What you have to do
Convert the records from the line containing "Give bounding boxes" through the line containing "Give me the", both included, into a Markdown table with the columns Row and Line, leaving out any blank lines.

Input rows
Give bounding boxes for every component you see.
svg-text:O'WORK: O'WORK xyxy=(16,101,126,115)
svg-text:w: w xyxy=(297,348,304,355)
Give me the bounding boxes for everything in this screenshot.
--
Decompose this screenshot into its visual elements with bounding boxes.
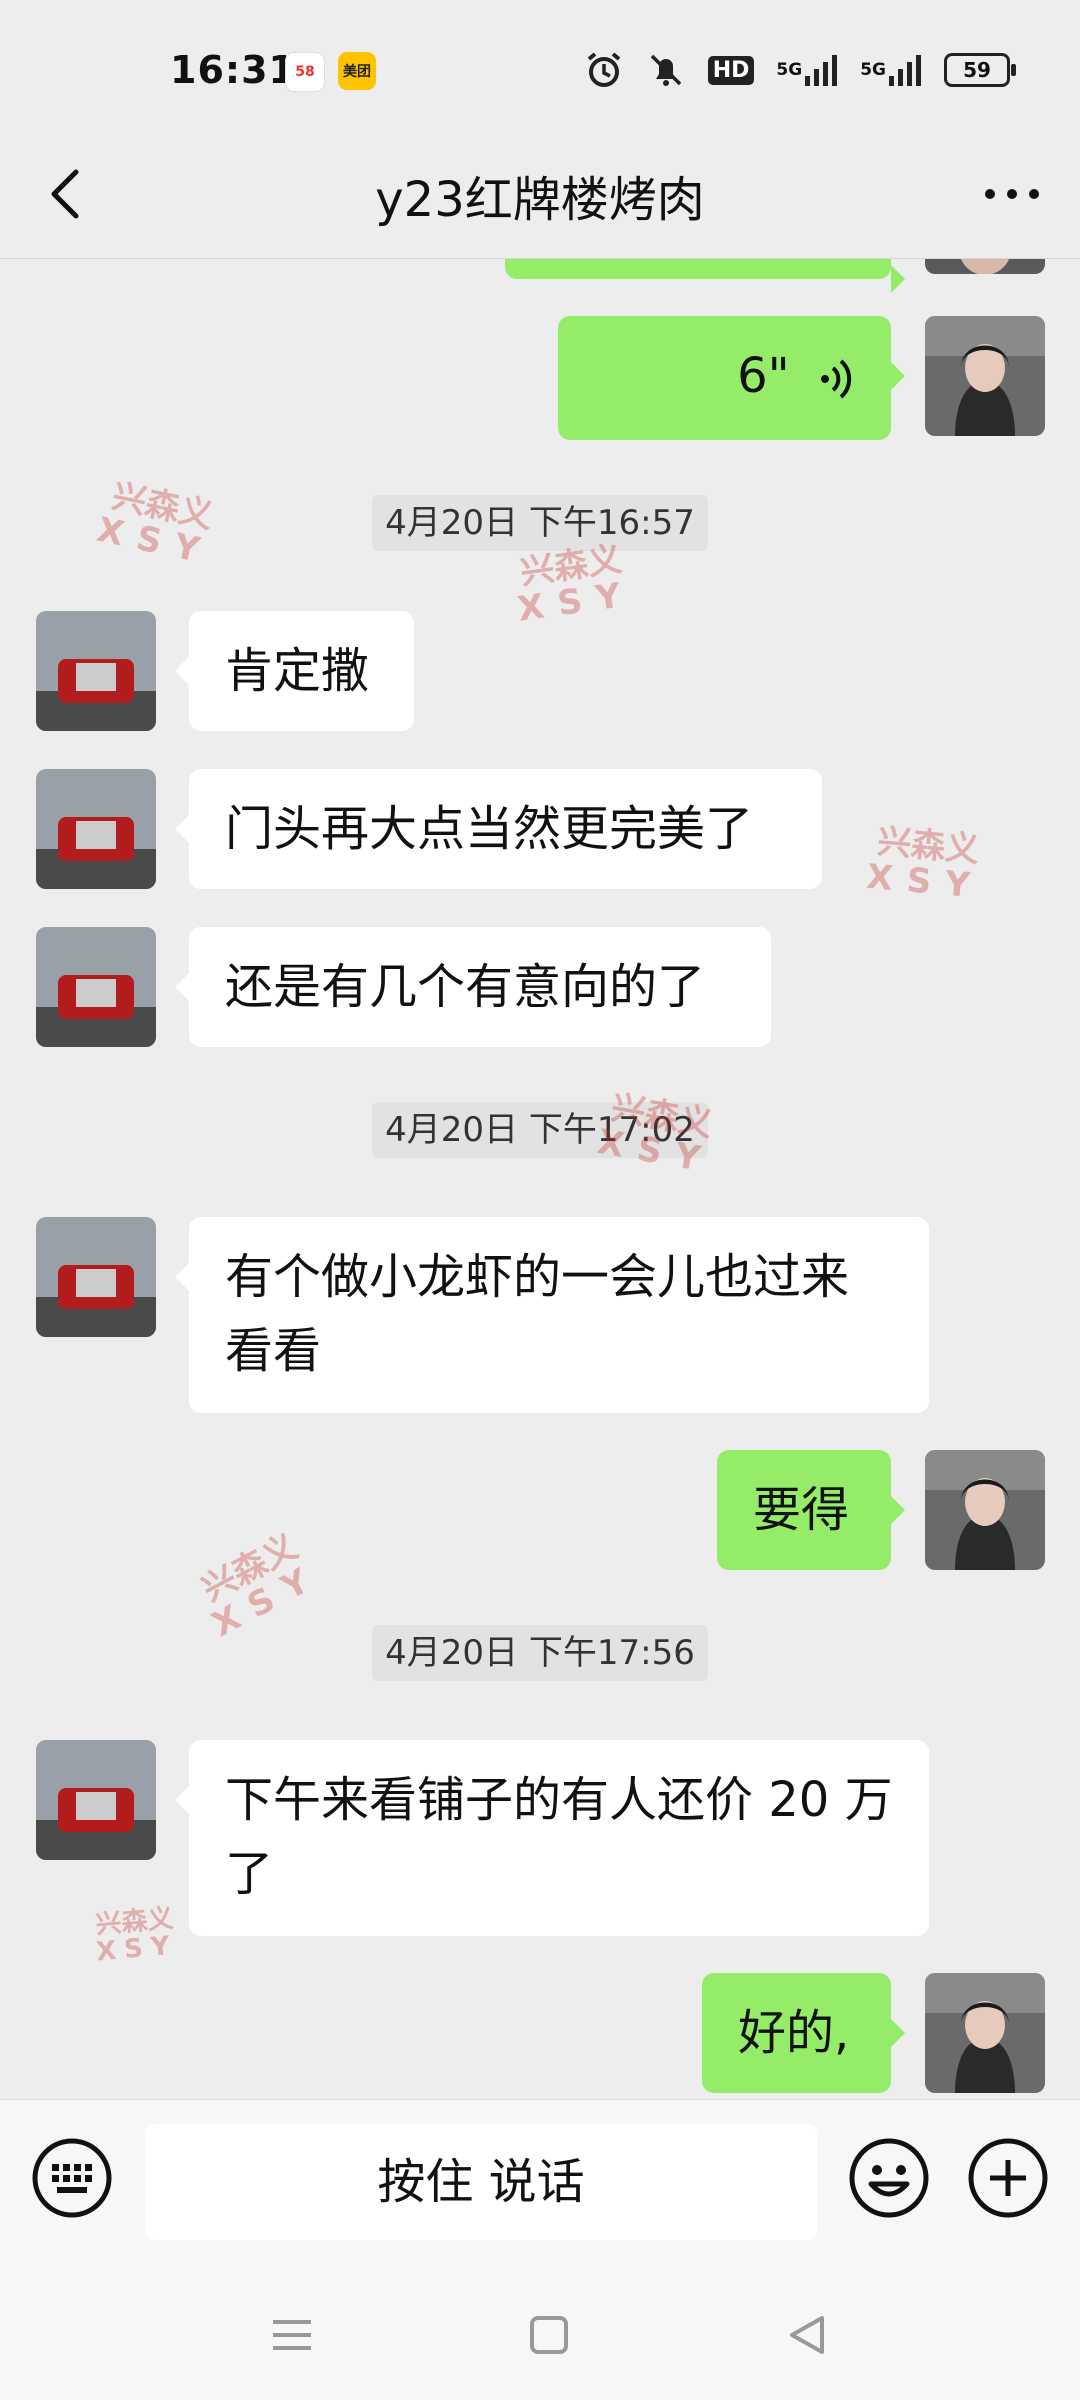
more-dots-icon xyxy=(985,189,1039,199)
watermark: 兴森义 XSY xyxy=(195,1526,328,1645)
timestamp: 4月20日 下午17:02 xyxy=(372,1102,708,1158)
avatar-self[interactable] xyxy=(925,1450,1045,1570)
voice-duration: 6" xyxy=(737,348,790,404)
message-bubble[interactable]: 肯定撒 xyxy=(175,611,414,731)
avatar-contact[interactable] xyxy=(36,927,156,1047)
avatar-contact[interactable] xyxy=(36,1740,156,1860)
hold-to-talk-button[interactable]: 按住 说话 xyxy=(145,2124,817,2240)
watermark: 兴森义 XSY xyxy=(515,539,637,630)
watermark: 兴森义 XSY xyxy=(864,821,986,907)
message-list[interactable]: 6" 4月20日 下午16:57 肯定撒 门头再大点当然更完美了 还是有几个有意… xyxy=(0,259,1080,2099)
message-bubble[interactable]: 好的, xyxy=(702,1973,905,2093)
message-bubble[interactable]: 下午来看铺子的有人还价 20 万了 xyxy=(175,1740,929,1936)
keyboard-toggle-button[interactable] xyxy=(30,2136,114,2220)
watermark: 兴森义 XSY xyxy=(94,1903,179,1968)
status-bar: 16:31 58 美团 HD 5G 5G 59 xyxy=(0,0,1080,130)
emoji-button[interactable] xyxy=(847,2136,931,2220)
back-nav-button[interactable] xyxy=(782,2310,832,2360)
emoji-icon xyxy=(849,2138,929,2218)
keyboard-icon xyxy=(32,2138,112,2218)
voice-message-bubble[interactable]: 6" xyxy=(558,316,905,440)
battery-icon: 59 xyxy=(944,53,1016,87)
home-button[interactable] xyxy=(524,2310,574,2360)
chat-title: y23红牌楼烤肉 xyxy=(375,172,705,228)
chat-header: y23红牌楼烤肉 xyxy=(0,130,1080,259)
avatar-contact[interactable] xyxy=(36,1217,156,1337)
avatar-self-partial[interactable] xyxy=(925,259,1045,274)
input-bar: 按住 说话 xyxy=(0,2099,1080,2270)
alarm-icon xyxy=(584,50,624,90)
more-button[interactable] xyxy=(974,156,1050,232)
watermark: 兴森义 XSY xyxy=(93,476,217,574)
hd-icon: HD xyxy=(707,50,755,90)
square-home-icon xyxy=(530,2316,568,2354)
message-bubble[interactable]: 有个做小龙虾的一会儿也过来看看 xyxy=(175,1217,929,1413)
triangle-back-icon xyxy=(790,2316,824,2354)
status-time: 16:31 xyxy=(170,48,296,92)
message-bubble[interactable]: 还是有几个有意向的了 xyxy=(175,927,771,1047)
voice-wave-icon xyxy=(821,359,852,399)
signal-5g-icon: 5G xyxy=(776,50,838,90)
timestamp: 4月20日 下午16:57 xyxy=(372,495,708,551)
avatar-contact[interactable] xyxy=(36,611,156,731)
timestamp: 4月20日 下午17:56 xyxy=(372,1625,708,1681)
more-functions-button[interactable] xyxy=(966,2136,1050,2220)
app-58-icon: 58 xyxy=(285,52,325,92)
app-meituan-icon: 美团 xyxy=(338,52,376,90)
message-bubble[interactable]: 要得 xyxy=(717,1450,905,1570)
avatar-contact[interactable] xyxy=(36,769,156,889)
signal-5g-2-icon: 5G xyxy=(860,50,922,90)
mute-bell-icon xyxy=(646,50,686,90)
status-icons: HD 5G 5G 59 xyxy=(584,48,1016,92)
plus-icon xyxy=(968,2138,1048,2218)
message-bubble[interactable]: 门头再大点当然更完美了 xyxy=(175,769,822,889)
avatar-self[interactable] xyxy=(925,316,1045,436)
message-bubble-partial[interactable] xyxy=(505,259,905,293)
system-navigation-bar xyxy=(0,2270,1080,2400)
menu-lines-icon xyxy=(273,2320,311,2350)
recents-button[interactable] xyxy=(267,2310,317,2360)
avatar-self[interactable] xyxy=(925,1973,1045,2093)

Output for this exercise
| Row | Line |
|---|---|
| 1 | Give bounding boxes for every component you see. |
| 2 | svg-text:O'WORK: O'WORK xyxy=(16,101,126,115) |
| 3 | svg-text:w: w xyxy=(297,348,304,355) |
| 4 | Give me the bounding boxes for everything in this screenshot. |